┌─ SUPPLIED RECORDS
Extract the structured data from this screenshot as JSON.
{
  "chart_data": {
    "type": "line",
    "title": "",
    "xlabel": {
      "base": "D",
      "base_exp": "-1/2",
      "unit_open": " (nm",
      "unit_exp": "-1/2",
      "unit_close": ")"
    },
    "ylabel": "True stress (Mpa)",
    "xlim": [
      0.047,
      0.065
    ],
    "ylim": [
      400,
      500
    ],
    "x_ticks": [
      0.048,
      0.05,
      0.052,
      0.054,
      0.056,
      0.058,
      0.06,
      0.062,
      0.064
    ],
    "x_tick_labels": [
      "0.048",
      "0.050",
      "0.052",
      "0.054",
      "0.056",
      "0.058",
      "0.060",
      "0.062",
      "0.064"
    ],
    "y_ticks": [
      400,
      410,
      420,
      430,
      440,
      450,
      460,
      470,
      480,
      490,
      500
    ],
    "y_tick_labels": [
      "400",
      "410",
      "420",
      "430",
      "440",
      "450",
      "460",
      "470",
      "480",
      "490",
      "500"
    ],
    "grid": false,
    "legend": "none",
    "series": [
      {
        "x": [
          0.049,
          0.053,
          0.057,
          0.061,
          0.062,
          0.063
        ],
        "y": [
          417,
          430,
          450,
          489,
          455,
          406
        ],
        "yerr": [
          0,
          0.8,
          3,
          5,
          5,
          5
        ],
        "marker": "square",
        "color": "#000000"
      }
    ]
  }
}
└─
┌─ SUPPLIED RECORDS
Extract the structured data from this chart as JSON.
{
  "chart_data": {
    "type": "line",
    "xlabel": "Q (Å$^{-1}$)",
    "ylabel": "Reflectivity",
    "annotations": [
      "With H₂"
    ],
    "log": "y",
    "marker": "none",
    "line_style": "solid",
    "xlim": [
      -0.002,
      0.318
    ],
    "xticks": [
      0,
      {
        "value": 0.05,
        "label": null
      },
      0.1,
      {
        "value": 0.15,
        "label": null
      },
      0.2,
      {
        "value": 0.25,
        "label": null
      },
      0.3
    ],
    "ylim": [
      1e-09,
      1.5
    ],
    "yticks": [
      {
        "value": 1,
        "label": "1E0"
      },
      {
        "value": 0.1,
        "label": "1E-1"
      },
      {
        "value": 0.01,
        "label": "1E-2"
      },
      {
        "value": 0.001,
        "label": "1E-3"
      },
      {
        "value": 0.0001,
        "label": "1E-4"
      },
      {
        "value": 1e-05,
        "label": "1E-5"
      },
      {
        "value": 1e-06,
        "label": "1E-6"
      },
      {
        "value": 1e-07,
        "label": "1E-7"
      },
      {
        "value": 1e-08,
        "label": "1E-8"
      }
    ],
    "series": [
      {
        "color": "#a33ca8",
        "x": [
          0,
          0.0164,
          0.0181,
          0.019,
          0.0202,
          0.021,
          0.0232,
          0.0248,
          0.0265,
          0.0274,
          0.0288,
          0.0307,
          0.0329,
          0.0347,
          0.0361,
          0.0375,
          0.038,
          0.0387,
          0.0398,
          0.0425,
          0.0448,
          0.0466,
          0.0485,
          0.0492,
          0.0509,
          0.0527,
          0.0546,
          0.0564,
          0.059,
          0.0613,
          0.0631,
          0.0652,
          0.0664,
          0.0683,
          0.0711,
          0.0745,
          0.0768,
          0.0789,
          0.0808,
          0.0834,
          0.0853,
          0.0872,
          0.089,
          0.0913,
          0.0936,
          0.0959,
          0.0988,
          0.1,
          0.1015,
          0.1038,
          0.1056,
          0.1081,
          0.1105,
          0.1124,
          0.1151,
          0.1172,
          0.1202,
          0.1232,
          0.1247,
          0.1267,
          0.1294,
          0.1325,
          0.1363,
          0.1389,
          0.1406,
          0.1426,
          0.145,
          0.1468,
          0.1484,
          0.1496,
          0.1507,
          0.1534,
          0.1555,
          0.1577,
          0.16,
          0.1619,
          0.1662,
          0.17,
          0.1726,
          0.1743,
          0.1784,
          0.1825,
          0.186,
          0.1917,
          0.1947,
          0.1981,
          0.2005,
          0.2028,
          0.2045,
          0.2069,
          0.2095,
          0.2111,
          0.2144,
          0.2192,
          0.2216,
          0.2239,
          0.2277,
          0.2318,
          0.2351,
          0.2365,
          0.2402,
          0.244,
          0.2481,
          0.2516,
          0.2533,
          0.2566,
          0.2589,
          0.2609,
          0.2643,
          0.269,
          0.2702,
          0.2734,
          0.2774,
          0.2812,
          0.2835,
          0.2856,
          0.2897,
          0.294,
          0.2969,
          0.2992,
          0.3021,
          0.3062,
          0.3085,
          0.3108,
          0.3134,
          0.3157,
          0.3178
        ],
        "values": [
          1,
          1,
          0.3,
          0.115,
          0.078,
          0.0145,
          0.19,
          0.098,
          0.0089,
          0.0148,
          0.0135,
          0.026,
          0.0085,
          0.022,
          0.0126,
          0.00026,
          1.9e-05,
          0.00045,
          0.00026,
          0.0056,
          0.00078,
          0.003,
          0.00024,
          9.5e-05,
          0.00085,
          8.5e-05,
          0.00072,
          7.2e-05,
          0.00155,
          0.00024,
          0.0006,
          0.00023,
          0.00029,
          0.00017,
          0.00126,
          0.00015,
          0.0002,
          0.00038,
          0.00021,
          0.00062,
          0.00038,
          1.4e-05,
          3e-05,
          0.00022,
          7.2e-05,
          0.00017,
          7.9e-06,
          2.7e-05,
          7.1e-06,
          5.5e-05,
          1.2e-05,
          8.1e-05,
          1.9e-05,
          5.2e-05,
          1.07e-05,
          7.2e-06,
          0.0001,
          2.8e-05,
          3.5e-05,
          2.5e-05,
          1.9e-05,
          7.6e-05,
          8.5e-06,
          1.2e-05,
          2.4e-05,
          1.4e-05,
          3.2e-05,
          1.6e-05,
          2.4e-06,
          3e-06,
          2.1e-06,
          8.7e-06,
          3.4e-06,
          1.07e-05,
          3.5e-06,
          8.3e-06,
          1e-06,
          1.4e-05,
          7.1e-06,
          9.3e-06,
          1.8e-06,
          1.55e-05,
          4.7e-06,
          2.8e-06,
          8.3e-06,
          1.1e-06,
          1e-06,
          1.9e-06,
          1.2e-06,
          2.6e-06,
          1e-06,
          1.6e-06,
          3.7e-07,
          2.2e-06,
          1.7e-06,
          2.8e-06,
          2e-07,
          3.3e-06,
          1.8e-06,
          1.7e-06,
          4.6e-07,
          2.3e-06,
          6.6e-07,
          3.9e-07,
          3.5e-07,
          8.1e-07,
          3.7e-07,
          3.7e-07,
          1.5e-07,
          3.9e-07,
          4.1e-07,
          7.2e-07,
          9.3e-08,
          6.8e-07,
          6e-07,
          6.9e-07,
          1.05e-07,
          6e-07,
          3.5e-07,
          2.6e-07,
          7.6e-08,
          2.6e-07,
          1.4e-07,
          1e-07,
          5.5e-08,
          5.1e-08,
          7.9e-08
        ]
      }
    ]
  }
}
└─
┌─ SUPPLIED RECORDS
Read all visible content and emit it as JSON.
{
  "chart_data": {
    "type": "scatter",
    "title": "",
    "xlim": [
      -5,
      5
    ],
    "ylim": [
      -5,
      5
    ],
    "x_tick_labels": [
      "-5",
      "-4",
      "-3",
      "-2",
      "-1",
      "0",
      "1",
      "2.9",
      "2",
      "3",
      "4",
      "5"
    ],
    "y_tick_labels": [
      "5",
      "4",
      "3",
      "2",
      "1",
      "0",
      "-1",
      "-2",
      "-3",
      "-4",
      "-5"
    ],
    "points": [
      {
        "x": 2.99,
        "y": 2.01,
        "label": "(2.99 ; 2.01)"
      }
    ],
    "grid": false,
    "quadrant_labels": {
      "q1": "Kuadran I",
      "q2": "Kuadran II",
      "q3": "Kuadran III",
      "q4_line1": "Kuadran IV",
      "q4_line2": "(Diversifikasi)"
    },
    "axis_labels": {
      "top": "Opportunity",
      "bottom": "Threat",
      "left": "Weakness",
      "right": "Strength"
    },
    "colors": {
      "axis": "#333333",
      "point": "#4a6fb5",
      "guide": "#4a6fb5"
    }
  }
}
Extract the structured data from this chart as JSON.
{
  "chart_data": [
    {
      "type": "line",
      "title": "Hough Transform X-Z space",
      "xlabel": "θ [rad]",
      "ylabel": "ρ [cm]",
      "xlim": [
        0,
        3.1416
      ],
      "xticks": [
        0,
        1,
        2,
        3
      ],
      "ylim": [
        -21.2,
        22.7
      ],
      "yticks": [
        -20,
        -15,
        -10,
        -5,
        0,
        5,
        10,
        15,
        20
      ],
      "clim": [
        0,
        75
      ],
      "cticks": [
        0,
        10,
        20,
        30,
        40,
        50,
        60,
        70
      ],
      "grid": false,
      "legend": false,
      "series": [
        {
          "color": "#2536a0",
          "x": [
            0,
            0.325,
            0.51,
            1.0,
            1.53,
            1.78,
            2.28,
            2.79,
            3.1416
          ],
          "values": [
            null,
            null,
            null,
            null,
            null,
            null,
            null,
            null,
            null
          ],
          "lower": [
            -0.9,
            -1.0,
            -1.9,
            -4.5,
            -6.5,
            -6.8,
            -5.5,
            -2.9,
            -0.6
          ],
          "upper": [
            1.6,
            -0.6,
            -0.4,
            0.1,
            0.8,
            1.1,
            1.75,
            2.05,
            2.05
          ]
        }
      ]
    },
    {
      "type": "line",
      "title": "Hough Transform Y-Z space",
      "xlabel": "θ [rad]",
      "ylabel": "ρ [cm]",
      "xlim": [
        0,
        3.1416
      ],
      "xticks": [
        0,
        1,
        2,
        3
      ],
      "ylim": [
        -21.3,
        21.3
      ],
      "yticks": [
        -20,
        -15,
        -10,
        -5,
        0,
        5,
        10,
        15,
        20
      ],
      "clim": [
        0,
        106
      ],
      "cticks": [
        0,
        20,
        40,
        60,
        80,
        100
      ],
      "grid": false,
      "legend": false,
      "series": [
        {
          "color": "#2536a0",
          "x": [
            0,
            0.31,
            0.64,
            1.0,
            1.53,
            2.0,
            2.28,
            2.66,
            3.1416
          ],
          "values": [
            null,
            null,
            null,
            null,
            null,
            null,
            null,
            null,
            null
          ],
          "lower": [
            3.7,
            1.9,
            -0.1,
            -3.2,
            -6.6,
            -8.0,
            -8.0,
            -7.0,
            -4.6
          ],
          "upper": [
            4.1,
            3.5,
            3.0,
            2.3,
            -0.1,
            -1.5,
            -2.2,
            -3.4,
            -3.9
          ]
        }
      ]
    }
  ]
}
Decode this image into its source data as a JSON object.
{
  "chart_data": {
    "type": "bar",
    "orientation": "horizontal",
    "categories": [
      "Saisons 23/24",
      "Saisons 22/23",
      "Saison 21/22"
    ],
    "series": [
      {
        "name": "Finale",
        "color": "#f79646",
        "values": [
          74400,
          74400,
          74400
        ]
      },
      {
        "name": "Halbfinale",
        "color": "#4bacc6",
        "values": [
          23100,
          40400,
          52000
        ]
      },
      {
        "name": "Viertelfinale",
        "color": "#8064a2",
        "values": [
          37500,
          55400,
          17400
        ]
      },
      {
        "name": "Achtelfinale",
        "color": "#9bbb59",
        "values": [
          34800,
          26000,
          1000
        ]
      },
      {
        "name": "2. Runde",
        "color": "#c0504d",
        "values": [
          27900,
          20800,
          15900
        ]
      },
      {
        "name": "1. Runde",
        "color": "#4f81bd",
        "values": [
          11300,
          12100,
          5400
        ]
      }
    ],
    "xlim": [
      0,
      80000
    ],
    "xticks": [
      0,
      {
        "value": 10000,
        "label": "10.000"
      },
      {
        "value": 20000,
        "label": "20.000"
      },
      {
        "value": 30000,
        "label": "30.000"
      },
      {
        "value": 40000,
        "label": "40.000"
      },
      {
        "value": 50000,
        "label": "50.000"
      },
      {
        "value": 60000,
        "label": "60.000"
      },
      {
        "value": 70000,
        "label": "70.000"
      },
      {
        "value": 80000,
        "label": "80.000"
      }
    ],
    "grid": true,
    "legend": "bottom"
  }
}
└─
GIVEN REQUEST: Gather each line of the listing that holds the string "name".

SOLUTION TO THIS TASK:
        "name": "Finale",
        "name": "Halbfinale",
        "name": "Viertelfinale",
        "name": "Achtelfinale",
        "name": "2. Runde",
        "name": "1. Runde",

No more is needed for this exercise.